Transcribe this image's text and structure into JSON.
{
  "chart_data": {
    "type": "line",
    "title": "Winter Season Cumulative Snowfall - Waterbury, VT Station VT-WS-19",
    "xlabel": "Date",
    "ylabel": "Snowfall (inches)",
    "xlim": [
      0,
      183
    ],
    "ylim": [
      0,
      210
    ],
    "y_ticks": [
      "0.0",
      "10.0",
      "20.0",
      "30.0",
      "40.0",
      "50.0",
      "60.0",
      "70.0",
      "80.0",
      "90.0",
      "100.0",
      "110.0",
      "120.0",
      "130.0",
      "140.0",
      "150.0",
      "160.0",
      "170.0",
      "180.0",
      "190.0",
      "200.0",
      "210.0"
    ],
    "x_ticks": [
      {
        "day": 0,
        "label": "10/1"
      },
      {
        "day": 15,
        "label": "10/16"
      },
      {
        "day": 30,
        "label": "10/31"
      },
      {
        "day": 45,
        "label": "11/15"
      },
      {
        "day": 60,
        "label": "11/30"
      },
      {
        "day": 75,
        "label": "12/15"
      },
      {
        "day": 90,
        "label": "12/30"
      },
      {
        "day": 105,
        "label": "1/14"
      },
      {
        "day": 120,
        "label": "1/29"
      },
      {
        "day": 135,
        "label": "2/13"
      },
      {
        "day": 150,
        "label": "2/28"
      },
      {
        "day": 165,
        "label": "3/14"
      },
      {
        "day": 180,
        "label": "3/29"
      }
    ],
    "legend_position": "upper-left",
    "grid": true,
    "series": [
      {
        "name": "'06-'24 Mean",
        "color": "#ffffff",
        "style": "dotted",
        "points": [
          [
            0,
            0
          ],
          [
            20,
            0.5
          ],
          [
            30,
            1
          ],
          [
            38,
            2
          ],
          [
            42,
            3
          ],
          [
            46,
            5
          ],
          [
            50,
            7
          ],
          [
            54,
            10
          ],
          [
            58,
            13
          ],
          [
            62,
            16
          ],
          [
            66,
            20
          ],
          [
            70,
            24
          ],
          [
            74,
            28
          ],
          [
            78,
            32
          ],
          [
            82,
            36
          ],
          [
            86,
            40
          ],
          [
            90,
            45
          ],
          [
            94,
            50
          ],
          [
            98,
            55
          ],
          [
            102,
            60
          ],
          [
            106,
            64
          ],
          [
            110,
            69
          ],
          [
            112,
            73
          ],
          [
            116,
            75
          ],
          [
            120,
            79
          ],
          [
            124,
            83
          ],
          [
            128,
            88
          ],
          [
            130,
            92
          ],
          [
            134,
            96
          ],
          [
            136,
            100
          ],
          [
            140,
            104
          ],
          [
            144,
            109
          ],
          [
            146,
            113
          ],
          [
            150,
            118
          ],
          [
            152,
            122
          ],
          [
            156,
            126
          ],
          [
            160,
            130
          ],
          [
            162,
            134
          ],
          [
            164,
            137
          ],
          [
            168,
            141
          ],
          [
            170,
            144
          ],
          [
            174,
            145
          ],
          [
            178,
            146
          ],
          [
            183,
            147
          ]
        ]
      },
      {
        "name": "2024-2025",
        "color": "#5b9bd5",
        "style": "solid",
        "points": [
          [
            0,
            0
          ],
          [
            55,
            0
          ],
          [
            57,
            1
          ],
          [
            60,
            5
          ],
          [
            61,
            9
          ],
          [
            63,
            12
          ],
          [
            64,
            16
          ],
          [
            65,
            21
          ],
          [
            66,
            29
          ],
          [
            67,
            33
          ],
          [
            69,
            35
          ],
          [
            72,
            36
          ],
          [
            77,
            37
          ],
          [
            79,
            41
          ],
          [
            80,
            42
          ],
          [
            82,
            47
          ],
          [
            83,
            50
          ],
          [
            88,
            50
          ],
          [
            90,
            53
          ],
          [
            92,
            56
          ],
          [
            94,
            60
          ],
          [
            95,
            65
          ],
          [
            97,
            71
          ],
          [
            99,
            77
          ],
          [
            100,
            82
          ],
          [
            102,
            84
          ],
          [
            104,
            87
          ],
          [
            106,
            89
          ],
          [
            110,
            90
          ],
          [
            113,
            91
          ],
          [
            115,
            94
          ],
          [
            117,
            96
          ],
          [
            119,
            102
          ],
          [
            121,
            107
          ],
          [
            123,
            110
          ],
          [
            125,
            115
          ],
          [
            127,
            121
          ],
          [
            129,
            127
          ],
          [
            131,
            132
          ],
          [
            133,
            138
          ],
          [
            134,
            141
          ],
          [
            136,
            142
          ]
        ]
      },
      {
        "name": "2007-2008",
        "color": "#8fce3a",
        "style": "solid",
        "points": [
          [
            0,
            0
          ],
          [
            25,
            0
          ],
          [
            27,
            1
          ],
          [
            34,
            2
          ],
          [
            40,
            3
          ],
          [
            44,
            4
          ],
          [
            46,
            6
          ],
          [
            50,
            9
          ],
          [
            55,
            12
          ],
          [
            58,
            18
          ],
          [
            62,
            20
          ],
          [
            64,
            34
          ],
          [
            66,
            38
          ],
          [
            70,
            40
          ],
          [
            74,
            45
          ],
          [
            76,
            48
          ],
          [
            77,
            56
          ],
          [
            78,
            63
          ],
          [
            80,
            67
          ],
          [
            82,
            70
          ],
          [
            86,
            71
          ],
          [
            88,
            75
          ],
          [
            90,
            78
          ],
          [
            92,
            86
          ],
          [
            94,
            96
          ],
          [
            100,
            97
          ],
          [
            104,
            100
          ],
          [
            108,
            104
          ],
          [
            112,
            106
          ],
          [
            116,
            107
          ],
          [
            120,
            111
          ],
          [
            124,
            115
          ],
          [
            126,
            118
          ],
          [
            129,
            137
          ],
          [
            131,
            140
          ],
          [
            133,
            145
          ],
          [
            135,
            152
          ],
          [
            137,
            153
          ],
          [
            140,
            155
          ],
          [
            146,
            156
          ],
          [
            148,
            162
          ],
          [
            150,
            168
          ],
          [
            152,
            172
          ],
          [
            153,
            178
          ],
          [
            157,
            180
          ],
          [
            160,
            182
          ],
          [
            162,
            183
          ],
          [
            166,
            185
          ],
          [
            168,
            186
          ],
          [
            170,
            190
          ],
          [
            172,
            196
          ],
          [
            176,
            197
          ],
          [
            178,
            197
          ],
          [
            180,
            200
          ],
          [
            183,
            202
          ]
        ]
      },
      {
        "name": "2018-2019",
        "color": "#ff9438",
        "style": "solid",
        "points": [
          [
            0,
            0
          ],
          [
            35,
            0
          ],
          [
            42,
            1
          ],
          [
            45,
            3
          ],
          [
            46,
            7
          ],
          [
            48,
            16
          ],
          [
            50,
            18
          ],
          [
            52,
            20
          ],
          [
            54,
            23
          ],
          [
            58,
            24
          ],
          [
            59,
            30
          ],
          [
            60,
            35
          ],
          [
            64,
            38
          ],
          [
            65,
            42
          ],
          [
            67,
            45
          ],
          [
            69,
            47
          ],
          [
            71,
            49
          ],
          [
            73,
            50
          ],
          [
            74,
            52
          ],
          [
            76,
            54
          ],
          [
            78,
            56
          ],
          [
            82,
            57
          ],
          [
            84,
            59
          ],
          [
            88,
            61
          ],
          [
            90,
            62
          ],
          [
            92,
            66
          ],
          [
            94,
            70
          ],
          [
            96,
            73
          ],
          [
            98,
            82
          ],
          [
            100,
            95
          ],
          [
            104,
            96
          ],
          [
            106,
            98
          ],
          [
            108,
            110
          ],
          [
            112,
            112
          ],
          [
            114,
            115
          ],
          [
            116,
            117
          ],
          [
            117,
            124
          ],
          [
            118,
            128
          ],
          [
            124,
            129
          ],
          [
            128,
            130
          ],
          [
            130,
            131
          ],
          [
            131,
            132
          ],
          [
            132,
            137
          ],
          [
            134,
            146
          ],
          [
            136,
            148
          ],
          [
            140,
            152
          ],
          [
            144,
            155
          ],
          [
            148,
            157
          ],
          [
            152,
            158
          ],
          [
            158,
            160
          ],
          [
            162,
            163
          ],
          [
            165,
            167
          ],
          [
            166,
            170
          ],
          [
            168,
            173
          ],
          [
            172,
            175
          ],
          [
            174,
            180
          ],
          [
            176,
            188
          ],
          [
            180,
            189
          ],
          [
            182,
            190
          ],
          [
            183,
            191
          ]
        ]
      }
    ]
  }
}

☆ ☆ ☆ ☆

Please list every line of the records that contains "name".

        "name": "'06-'24 Mean",
        "name": "2024-2025",
        "name": "2007-2008",
        "name": "2018-2019",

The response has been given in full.